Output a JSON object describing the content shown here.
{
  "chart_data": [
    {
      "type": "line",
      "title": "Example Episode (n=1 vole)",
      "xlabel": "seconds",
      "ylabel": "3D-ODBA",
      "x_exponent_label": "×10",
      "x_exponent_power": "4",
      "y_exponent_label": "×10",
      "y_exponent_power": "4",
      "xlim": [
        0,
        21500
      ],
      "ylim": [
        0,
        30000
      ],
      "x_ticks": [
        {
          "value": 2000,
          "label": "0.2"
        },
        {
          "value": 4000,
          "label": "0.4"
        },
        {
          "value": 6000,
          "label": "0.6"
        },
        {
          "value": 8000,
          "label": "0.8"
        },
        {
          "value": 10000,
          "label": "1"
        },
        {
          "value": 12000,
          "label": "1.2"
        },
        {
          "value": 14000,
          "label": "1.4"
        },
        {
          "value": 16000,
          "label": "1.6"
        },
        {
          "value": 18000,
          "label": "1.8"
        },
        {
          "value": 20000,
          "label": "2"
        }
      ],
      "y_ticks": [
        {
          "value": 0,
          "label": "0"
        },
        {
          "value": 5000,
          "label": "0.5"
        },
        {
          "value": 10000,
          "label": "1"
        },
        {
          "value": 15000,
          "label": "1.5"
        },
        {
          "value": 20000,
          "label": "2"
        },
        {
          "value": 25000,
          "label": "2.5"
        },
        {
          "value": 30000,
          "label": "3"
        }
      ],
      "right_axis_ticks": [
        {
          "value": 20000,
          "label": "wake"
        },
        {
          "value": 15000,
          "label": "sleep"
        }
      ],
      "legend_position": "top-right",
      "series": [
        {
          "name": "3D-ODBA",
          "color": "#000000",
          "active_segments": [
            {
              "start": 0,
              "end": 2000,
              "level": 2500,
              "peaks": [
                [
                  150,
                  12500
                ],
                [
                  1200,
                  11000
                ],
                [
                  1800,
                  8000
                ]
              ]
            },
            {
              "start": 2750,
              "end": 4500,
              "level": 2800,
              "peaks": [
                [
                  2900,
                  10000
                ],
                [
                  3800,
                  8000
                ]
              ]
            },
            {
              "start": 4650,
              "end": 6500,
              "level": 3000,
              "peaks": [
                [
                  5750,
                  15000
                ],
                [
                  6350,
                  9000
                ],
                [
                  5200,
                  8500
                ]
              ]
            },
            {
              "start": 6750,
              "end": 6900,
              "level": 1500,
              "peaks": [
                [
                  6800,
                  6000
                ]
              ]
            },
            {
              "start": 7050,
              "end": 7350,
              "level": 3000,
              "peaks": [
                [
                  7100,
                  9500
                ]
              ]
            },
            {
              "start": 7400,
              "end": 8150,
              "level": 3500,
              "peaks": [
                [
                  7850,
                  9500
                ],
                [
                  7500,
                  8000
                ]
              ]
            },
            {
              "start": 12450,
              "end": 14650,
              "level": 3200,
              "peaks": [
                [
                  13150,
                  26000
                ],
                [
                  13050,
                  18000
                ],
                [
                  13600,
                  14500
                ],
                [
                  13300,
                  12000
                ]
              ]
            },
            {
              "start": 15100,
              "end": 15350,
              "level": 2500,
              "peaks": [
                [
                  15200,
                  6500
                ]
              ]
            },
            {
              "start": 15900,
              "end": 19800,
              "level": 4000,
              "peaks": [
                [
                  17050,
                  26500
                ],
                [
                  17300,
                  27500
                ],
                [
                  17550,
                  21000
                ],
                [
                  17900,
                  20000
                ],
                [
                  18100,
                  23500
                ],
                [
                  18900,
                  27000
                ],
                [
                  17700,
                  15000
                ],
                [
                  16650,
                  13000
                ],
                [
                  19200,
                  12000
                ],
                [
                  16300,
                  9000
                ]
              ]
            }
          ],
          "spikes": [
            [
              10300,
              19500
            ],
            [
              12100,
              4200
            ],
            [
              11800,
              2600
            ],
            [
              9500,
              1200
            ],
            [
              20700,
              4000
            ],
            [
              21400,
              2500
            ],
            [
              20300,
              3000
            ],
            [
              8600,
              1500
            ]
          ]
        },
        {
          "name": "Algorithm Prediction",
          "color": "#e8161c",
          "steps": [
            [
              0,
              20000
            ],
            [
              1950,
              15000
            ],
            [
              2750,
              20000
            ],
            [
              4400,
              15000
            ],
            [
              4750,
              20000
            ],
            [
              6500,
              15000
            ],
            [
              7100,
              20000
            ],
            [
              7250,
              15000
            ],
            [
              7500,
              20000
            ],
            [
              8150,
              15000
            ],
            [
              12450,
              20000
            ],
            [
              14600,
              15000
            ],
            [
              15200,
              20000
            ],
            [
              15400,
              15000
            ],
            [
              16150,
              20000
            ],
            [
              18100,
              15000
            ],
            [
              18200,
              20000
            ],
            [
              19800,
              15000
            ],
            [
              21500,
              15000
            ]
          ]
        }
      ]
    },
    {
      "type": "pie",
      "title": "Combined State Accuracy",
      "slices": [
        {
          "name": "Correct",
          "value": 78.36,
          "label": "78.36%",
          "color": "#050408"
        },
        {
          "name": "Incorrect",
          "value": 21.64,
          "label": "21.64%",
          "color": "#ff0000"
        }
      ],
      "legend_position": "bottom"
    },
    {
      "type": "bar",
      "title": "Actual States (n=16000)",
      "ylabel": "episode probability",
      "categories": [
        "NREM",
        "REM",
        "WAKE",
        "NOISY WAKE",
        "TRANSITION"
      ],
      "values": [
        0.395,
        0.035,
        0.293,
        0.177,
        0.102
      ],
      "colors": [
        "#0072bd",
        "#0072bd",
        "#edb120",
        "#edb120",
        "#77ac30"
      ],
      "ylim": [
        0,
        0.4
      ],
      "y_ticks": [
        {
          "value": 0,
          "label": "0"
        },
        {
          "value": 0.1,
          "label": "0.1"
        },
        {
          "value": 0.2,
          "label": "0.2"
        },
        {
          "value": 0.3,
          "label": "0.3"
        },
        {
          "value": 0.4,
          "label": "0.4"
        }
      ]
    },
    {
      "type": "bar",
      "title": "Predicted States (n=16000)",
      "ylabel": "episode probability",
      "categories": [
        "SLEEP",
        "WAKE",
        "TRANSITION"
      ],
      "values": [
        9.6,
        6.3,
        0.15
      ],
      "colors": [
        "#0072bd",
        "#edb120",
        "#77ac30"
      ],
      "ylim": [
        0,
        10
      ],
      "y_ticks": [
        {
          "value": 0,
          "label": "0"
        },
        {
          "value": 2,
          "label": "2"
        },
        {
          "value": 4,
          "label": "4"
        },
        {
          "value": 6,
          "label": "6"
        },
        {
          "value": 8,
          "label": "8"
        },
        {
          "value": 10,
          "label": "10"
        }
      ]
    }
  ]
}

━━━━━━━━━━━━━━━━━━━━

## [SET TASK]
Transcribe the data. Leave every line exactly as it is.

## [REPLY TO THE EXERCISE]
Output a JSON object describing the content shown here.
{
  "chart_data": [
    {
      "type": "line",
      "title": "Example Episode (n=1 vole)",
      "xlabel": "seconds",
      "ylabel": "3D-ODBA",
      "x_exponent_label": "×10",
      "x_exponent_power": "4",
      "y_exponent_label": "×10",
      "y_exponent_power": "4",
      "xlim": [
        0,
        21500
      ],
      "ylim": [
        0,
        30000
      ],
      "x_ticks": [
        {
          "value": 2000,
          "label": "0.2"
        },
        {
          "value": 4000,
          "label": "0.4"
        },
        {
          "value": 6000,
          "label": "0.6"
        },
        {
          "value": 8000,
          "label": "0.8"
        },
        {
          "value": 10000,
          "label": "1"
        },
        {
          "value": 12000,
          "label": "1.2"
        },
        {
          "value": 14000,
          "label": "1.4"
        },
        {
          "value": 16000,
          "label": "1.6"
        },
        {
          "value": 18000,
          "label": "1.8"
        },
        {
          "value": 20000,
          "label": "2"
        }
      ],
      "y_ticks": [
        {
          "value": 0,
          "label": "0"
        },
        {
          "value": 5000,
          "label": "0.5"
        },
        {
          "value": 10000,
          "label": "1"
        },
        {
          "value": 15000,
          "label": "1.5"
        },
        {
          "value": 20000,
          "label": "2"
        },
        {
          "value": 25000,
          "label": "2.5"
        },
        {
          "value": 30000,
          "label": "3"
        }
      ],
      "right_axis_ticks": [
        {
          "value": 20000,
          "label": "wake"
        },
        {
          "value": 15000,
          "label": "sleep"
        }
      ],
      "legend_position": "top-right",
      "series": [
        {
          "name": "3D-ODBA",
          "color": "#000000",
          "active_segments": [
            {
              "start": 0,
              "end": 2000,
              "level": 2500,
              "peaks": [
                [
                  150,
                  12500
                ],
                [
                  1200,
                  11000
                ],
                [
                  1800,
                  8000
                ]
              ]
            },
            {
              "start": 2750,
              "end": 4500,
              "level": 2800,
              "peaks": [
                [
                  2900,
                  10000
                ],
                [
                  3800,
                  8000
                ]
              ]
            },
            {
              "start": 4650,
              "end": 6500,
              "level": 3000,
              "peaks": [
                [
                  5750,
                  15000
                ],
                [
                  6350,
                  9000
                ],
                [
                  5200,
                  8500
                ]
              ]
            },
            {
              "start": 6750,
              "end": 6900,
              "level": 1500,
              "peaks": [
                [
                  6800,
                  6000
                ]
              ]
            },
            {
              "start": 7050,
              "end": 7350,
              "level": 3000,
              "peaks": [
                [
                  7100,
                  9500
                ]
              ]
            },
            {
              "start": 7400,
              "end": 8150,
              "level": 3500,
              "peaks": [
                [
                  7850,
                  9500
                ],
                [
                  7500,
                  8000
                ]
              ]
            },
            {
              "start": 12450,
              "end": 14650,
              "level": 3200,
              "peaks": [
                [
                  13150,
                  26000
                ],
                [
                  13050,
                  18000
                ],
                [
                  13600,
                  14500
                ],
                [
                  13300,
                  12000
                ]
              ]
            },
            {
              "start": 15100,
              "end": 15350,
              "level": 2500,
              "peaks": [
                [
                  15200,
                  6500
                ]
              ]
            },
            {
              "start": 15900,
              "end": 19800,
              "level": 4000,
              "peaks": [
                [
                  17050,
                  26500
                ],
                [
                  17300,
                  27500
                ],
                [
                  17550,
                  21000
                ],
                [
                  17900,
                  20000
                ],
                [
                  18100,
                  23500
                ],
                [
                  18900,
                  27000
                ],
                [
                  17700,
                  15000
                ],
                [
                  16650,
                  13000
                ],
                [
                  19200,
                  12000
                ],
                [
                  16300,
                  9000
                ]
              ]
            }
          ],
          "spikes": [
            [
              10300,
              19500
            ],
            [
              12100,
              4200
            ],
            [
              11800,
              2600
            ],
            [
              9500,
              1200
            ],
            [
              20700,
              4000
            ],
            [
              21400,
              2500
            ],
            [
              20300,
              3000
            ],
            [
              8600,
              1500
            ]
          ]
        },
        {
          "name": "Algorithm Prediction",
          "color": "#e8161c",
          "steps": [
            [
              0,
              20000
            ],
            [
              1950,
              15000
            ],
            [
              2750,
              20000
            ],
            [
              4400,
              15000
            ],
            [
              4750,
              20000
            ],
            [
              6500,
              15000
            ],
            [
              7100,
              20000
            ],
            [
              7250,
              15000
            ],
            [
              7500,
              20000
            ],
            [
              8150,
              15000
            ],
            [
              12450,
              20000
            ],
            [
              14600,
              15000
            ],
            [
              15200,
              20000
            ],
            [
              15400,
              15000
            ],
            [
              16150,
              20000
            ],
            [
              18100,
              15000
            ],
            [
              18200,
              20000
            ],
            [
              19800,
              15000
            ],
            [
              21500,
              15000
            ]
          ]
        }
      ]
    },
    {
      "type": "pie",
      "title": "Combined State Accuracy",
      "slices": [
        {
          "name": "Correct",
          "value": 78.36,
          "label": "78.36%",
          "color": "#050408"
        },
        {
          "name": "Incorrect",
          "value": 21.64,
          "label": "21.64%",
          "color": "#ff0000"
        }
      ],
      "legend_position": "bottom"
    },
    {
      "type": "bar",
      "title": "Actual States (n=16000)",
      "ylabel": "episode probability",
      "categories": [
        "NREM",
        "REM",
        "WAKE",
        "NOISY WAKE",
        "TRANSITION"
      ],
      "values": [
        0.395,
        0.035,
        0.293,
        0.177,
        0.102
      ],
      "colors": [
        "#0072bd",
        "#0072bd",
        "#edb120",
        "#edb120",
        "#77ac30"
      ],
      "ylim": [
        0,
        0.4
      ],
      "y_ticks": [
        {
          "value": 0,
          "label": "0"
        },
        {
          "value": 0.1,
          "label": "0.1"
        },
        {
          "value": 0.2,
          "label": "0.2"
        },
        {
          "value": 0.3,
          "label": "0.3"
        },
        {
          "value": 0.4,
          "label": "0.4"
        }
      ]
    },
    {
      "type": "bar",
      "title": "Predicted States (n=16000)",
      "ylabel": "episode probability",
      "categories": [
        "SLEEP",
        "WAKE",
        "TRANSITION"
      ],
      "values": [
        9.6,
        6.3,
        0.15
      ],
      "colors": [
        "#0072bd",
        "#edb120",
        "#77ac30"
      ],
      "ylim": [
        0,
        10
      ],
      "y_ticks": [
        {
          "value": 0,
          "label": "0"
        },
        {
          "value": 2,
          "label": "2"
        },
        {
          "value": 4,
          "label": "4"
        },
        {
          "value": 6,
          "label": "6"
        },
        {
          "value": 8,
          "label": "8"
        },
        {
          "value": 10,
          "label": "10"
        }
      ]
    }
  ]
}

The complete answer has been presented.